— START Dataset —

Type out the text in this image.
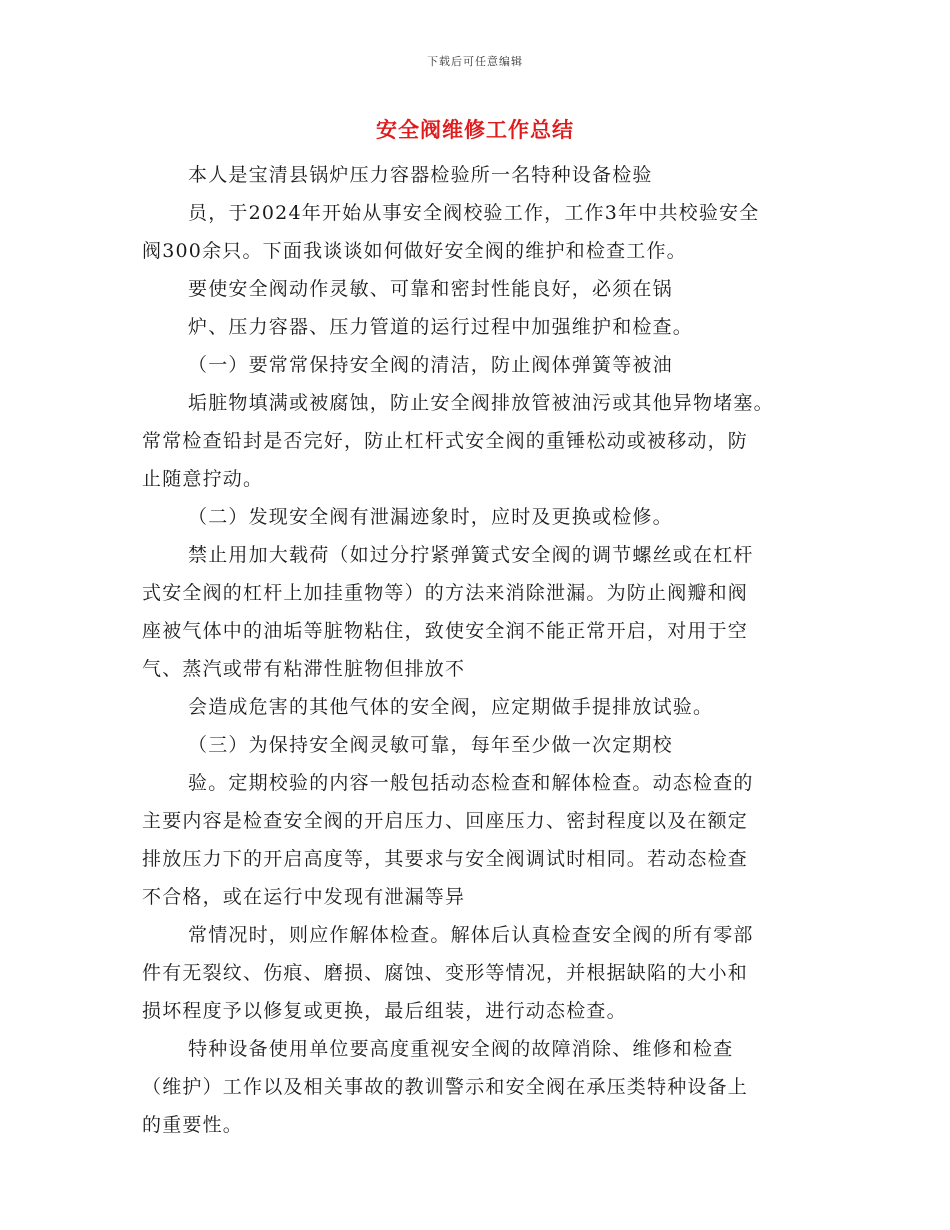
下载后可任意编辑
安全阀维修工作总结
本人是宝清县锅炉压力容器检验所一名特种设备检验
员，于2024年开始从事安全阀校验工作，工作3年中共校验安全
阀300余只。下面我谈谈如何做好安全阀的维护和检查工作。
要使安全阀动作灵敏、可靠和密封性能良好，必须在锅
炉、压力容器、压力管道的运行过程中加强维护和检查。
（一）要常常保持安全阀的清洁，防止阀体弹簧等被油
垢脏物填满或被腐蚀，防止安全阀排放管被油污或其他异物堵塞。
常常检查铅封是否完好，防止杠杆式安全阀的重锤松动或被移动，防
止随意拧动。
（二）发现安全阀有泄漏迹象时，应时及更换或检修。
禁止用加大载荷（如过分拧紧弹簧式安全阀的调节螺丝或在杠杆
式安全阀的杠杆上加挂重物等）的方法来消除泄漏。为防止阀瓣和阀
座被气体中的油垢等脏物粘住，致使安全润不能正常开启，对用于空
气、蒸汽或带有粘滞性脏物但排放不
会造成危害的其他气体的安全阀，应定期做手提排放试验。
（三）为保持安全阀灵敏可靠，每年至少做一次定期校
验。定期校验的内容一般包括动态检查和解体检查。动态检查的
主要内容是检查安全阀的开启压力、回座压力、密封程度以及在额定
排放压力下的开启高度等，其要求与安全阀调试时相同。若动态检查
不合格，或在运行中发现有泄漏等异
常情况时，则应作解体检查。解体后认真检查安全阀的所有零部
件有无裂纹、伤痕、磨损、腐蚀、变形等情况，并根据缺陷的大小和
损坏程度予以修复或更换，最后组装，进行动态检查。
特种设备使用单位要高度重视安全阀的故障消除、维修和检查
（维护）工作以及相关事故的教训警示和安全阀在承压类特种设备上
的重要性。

— END Dataset —
— START Dataset —

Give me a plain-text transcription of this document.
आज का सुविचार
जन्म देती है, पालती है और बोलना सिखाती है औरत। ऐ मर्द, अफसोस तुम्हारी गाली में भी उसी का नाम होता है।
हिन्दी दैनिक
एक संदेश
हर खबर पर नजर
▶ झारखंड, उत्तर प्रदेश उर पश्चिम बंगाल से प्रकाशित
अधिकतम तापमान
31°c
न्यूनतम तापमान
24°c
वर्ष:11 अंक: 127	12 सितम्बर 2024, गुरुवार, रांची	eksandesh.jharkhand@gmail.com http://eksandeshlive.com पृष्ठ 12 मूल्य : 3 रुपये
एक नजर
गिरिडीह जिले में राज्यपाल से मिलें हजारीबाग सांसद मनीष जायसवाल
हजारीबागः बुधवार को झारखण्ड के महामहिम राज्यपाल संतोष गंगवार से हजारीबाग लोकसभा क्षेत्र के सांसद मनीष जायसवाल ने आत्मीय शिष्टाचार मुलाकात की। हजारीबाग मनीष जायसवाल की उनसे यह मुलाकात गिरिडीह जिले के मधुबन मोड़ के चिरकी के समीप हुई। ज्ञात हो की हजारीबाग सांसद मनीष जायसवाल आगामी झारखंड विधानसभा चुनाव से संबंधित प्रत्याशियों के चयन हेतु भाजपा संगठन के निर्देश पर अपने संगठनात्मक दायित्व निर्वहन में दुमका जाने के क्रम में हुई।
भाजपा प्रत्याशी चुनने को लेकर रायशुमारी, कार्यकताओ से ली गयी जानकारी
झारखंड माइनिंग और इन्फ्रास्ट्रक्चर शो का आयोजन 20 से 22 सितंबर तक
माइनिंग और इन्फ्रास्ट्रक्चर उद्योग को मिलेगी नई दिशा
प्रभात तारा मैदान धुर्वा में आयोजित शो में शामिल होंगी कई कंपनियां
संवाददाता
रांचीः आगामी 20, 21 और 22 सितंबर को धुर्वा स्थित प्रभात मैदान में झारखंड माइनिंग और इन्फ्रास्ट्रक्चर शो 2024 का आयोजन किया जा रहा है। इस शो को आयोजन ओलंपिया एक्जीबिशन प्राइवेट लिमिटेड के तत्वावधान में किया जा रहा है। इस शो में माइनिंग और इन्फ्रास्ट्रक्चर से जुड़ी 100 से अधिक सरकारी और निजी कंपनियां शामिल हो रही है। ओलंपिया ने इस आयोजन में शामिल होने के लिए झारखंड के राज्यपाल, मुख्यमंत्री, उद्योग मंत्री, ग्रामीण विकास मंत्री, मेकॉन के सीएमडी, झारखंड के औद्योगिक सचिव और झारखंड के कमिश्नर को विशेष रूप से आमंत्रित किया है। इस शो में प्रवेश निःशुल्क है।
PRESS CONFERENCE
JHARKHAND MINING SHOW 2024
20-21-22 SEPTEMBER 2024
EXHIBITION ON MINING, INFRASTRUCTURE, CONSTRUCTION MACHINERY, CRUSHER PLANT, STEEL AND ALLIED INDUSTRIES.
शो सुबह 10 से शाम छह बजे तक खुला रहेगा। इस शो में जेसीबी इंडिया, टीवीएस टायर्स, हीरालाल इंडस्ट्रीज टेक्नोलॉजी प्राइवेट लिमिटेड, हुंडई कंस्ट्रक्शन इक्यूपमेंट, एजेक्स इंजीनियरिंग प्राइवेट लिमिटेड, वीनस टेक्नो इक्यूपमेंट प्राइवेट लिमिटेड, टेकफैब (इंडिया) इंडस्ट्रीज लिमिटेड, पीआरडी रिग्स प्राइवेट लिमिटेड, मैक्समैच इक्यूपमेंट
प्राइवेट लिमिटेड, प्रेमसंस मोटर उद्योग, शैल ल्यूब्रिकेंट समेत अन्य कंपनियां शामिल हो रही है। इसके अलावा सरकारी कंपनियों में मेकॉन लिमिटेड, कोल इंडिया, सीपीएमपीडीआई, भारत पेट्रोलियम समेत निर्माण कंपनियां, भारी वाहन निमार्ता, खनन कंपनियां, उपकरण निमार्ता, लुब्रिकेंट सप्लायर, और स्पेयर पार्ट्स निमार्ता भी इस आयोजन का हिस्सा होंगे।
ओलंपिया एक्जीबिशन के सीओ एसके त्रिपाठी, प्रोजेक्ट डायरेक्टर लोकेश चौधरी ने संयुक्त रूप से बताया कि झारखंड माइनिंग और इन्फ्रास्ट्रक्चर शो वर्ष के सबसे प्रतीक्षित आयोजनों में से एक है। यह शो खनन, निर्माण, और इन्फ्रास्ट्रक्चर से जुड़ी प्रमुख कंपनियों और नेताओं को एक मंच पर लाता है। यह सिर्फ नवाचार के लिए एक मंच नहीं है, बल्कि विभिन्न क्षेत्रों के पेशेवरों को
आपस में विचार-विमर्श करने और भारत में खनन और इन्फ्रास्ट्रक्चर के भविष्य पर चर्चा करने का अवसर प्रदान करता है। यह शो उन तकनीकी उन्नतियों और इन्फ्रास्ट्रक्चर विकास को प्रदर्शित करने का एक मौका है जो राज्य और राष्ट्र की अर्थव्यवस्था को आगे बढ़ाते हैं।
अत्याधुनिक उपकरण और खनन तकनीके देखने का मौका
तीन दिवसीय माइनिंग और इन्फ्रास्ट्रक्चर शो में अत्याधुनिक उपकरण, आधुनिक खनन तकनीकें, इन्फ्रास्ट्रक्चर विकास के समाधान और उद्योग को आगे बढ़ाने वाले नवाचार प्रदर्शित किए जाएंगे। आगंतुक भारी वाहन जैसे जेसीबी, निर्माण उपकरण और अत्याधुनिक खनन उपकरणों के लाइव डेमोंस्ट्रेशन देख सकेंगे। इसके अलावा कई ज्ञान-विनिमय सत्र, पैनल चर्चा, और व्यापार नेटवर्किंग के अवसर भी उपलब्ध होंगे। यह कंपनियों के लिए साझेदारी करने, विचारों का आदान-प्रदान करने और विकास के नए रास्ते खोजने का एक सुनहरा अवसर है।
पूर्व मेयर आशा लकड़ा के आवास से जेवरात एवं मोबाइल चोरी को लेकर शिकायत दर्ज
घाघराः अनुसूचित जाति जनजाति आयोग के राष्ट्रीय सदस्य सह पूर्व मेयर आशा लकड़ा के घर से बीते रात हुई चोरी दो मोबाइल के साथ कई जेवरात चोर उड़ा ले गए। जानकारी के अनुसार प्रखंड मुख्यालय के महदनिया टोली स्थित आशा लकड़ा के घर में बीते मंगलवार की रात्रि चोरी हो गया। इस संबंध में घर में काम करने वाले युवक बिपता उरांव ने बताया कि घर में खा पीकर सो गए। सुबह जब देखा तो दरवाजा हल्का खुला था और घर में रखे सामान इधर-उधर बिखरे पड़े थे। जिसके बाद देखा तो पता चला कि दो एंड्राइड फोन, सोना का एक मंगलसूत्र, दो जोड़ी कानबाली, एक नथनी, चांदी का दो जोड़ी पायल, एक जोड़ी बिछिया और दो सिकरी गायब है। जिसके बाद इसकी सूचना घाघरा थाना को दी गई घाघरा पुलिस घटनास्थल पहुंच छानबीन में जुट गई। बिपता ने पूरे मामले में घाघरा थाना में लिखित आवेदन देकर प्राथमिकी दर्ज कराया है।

— END Dataset —
— START Dataset —

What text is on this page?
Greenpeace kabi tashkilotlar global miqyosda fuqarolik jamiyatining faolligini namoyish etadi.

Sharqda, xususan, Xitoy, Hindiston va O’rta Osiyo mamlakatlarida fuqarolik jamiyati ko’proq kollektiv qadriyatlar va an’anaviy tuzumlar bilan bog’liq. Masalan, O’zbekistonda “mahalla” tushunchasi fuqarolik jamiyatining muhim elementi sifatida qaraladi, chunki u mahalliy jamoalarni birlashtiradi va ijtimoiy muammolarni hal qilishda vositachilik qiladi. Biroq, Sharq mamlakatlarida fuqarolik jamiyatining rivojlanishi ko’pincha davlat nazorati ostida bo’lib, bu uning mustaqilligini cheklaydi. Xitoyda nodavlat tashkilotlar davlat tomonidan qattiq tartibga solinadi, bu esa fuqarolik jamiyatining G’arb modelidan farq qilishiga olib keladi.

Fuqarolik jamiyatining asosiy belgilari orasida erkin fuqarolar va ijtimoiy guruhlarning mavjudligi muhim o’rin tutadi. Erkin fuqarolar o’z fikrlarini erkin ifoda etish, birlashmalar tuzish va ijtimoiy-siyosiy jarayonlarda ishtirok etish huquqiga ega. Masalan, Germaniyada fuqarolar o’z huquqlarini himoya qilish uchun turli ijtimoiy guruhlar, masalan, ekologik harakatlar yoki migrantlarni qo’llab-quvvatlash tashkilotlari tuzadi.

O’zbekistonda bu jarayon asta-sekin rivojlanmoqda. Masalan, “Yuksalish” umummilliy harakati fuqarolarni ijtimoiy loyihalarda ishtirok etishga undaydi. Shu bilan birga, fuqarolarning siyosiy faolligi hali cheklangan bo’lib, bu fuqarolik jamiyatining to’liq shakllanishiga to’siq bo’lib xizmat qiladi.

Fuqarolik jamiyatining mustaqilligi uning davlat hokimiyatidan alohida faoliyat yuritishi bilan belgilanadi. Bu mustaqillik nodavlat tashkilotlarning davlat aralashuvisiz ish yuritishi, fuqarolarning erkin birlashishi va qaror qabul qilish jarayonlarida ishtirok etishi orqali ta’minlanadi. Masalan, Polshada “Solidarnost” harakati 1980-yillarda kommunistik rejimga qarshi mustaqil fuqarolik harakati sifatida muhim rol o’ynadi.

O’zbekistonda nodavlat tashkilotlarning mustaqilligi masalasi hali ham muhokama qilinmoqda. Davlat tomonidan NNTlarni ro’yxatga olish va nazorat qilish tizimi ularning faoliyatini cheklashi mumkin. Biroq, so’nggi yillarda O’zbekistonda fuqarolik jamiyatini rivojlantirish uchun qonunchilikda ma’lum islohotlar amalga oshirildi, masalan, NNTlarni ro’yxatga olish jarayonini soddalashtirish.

— END Dataset —

» Your goal
Wherever the string "text" appears in the entries above, list that line.

» Complete output
Type out the text in this image.
Give me a plain-text transcription of this document.
What text is on this page?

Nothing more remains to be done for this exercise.